Find and copy lines holding "Fetch".
|---|
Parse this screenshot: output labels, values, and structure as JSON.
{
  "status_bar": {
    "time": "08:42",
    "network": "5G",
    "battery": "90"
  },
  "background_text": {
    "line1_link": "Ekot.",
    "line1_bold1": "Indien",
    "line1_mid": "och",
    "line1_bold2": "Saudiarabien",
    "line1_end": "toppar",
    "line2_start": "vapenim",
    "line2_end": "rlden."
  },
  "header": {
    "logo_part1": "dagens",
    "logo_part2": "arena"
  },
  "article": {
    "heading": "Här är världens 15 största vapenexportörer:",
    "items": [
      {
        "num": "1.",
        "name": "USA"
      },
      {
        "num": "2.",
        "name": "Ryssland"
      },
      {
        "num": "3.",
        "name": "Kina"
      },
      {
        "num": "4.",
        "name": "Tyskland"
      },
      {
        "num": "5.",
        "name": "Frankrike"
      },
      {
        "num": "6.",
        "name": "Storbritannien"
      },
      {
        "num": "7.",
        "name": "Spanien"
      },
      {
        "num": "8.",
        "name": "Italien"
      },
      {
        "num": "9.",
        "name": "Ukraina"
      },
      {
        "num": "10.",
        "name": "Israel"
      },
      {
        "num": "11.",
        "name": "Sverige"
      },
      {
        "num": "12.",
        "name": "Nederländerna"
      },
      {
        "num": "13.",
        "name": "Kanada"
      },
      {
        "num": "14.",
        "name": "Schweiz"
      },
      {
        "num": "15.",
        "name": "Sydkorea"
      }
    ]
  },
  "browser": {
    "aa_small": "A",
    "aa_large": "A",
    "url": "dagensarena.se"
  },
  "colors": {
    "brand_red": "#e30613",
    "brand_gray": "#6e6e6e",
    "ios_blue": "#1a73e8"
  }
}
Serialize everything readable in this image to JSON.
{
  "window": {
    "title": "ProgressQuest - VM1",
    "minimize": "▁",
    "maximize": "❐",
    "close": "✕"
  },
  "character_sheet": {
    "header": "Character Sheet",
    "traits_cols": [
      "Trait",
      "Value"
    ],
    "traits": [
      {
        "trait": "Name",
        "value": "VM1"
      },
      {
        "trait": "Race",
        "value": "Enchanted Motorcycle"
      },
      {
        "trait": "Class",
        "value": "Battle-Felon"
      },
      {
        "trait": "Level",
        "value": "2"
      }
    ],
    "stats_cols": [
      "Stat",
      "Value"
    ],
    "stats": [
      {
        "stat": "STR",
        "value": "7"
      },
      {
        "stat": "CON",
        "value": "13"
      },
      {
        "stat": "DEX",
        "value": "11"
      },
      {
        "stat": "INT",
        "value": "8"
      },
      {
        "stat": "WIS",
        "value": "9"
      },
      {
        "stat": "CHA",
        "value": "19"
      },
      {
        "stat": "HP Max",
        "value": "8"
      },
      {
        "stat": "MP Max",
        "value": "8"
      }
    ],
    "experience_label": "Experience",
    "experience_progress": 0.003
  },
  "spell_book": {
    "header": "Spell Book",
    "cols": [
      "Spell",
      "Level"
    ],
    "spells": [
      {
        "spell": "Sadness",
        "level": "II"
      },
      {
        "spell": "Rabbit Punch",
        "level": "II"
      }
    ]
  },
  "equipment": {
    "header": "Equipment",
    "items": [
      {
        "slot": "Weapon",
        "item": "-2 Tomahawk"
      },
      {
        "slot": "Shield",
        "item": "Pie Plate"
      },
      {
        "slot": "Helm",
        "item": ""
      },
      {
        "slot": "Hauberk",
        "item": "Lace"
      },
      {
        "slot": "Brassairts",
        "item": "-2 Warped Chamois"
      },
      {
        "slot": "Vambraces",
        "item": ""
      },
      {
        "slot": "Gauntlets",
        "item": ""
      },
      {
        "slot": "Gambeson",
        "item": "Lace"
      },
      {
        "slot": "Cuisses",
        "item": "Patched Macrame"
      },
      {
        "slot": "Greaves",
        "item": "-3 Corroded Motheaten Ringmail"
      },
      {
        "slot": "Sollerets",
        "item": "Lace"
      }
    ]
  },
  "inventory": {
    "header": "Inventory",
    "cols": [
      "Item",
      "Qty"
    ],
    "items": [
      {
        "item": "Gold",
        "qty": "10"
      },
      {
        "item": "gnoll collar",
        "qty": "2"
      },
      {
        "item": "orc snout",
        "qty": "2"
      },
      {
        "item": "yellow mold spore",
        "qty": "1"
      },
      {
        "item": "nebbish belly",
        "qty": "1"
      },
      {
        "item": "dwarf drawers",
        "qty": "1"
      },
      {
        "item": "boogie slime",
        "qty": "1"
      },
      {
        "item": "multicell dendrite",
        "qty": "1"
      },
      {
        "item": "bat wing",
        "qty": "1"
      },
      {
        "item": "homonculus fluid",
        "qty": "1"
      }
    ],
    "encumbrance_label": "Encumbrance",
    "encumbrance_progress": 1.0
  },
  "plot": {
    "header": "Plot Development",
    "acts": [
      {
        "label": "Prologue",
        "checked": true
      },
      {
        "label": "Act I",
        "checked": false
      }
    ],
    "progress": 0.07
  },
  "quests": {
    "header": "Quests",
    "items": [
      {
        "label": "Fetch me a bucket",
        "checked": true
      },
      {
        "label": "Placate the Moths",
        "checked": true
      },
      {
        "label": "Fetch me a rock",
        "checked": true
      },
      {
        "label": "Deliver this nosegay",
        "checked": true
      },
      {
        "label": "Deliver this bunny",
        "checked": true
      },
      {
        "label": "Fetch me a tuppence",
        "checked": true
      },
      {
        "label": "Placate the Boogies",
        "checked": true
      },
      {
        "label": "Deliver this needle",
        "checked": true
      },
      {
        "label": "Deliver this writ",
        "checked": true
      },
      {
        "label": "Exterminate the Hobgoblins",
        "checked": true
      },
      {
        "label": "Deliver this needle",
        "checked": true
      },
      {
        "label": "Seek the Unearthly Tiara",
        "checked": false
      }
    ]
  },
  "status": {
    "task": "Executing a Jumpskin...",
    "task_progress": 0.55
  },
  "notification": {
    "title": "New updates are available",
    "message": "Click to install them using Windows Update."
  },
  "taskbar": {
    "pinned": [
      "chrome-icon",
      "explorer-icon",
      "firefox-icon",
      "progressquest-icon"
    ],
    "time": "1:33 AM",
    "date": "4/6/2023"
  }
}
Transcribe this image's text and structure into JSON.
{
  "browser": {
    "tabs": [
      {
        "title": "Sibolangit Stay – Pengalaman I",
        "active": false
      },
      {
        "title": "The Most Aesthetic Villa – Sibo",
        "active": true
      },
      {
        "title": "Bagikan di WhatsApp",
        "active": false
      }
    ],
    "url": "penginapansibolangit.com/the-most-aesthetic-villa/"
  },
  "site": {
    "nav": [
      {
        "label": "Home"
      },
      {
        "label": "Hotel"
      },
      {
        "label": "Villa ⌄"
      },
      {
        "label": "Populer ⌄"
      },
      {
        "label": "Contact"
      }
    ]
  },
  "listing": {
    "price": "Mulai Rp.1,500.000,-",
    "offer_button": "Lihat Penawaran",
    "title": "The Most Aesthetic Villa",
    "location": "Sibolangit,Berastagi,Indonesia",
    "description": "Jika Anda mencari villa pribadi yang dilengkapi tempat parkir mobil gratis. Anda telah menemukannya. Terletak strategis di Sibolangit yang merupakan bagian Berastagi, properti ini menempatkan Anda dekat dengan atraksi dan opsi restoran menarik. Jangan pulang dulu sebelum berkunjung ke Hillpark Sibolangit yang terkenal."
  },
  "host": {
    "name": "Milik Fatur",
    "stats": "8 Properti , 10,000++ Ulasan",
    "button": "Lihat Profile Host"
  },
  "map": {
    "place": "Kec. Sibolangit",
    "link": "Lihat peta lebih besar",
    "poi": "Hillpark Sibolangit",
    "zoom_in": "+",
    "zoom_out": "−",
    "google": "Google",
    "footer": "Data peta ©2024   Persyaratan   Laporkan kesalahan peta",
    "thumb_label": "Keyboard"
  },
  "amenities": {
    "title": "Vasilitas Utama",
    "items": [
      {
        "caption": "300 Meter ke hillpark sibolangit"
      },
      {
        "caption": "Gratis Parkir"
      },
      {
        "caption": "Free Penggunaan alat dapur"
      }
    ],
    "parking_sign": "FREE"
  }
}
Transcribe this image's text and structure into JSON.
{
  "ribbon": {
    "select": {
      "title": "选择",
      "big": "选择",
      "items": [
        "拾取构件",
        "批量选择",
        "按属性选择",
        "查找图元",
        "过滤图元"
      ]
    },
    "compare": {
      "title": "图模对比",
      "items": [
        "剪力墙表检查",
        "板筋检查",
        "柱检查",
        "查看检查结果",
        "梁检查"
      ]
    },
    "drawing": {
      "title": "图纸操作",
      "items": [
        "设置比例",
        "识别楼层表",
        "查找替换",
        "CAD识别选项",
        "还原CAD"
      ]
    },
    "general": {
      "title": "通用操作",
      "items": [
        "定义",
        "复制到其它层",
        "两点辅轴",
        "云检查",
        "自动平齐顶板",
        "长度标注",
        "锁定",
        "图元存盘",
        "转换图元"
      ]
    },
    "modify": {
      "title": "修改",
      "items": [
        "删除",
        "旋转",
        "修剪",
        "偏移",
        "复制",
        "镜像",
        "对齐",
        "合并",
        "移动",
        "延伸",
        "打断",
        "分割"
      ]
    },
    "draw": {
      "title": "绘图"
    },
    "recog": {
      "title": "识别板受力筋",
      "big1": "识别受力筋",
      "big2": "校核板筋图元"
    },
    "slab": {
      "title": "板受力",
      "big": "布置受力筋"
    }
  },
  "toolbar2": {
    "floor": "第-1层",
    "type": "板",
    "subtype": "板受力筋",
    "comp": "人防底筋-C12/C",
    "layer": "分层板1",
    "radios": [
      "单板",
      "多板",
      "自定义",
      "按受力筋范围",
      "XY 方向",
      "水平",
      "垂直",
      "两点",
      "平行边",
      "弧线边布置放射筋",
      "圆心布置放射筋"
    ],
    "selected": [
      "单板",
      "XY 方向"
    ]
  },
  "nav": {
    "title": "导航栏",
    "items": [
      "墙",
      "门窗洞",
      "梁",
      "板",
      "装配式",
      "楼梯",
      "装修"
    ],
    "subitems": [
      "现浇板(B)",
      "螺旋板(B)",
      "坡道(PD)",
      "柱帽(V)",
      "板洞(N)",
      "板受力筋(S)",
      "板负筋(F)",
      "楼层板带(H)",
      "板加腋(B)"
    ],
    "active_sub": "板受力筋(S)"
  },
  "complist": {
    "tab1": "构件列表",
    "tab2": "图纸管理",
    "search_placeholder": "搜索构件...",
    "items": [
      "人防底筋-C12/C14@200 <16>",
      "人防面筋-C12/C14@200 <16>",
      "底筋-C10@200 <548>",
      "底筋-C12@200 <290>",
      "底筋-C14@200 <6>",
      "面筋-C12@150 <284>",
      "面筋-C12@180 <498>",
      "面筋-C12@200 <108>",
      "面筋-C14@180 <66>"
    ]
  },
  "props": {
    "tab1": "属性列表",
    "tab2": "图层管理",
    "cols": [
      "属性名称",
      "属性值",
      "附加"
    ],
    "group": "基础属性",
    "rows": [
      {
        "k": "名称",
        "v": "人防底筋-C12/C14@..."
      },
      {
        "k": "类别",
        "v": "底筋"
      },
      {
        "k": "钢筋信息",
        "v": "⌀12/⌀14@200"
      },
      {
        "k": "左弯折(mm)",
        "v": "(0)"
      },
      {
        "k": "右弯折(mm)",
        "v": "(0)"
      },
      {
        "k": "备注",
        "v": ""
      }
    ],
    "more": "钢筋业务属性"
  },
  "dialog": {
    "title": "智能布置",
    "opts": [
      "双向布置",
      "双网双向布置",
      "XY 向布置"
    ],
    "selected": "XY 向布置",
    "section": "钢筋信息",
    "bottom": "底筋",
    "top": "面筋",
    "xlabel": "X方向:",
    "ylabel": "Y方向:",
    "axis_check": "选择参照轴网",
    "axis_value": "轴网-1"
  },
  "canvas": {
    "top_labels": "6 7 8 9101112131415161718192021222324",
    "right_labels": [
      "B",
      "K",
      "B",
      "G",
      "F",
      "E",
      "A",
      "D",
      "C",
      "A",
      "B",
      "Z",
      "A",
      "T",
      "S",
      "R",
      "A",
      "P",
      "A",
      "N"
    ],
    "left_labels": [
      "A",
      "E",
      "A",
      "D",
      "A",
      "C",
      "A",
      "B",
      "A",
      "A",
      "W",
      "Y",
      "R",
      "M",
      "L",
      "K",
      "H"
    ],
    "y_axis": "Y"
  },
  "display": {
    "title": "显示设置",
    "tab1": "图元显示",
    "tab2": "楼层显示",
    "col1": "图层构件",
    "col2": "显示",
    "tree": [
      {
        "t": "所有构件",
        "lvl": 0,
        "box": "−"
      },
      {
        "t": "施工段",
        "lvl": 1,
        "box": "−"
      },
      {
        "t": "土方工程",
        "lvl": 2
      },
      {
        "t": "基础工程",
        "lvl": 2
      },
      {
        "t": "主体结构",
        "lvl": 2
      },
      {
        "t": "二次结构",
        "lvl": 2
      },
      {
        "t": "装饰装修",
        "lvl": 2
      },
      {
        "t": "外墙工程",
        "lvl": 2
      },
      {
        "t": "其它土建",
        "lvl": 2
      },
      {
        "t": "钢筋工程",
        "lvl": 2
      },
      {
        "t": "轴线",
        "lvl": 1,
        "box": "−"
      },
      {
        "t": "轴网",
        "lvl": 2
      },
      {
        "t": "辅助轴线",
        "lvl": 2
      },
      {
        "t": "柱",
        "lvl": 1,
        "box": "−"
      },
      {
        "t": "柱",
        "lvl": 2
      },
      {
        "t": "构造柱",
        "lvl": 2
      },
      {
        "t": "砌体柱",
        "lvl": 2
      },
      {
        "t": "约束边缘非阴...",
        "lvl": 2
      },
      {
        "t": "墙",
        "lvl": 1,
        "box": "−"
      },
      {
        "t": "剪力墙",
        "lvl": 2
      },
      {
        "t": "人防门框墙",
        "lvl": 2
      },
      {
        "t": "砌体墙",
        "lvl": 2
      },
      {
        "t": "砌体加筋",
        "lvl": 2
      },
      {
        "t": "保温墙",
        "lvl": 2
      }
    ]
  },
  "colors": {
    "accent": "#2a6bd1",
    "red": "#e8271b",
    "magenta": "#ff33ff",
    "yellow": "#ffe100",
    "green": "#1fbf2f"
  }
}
|---|
- [THE RESULT]:
        "label": "Fetch me a bucket",
        "label": "Fetch me a rock",
        "label": "Fetch me a tuppence",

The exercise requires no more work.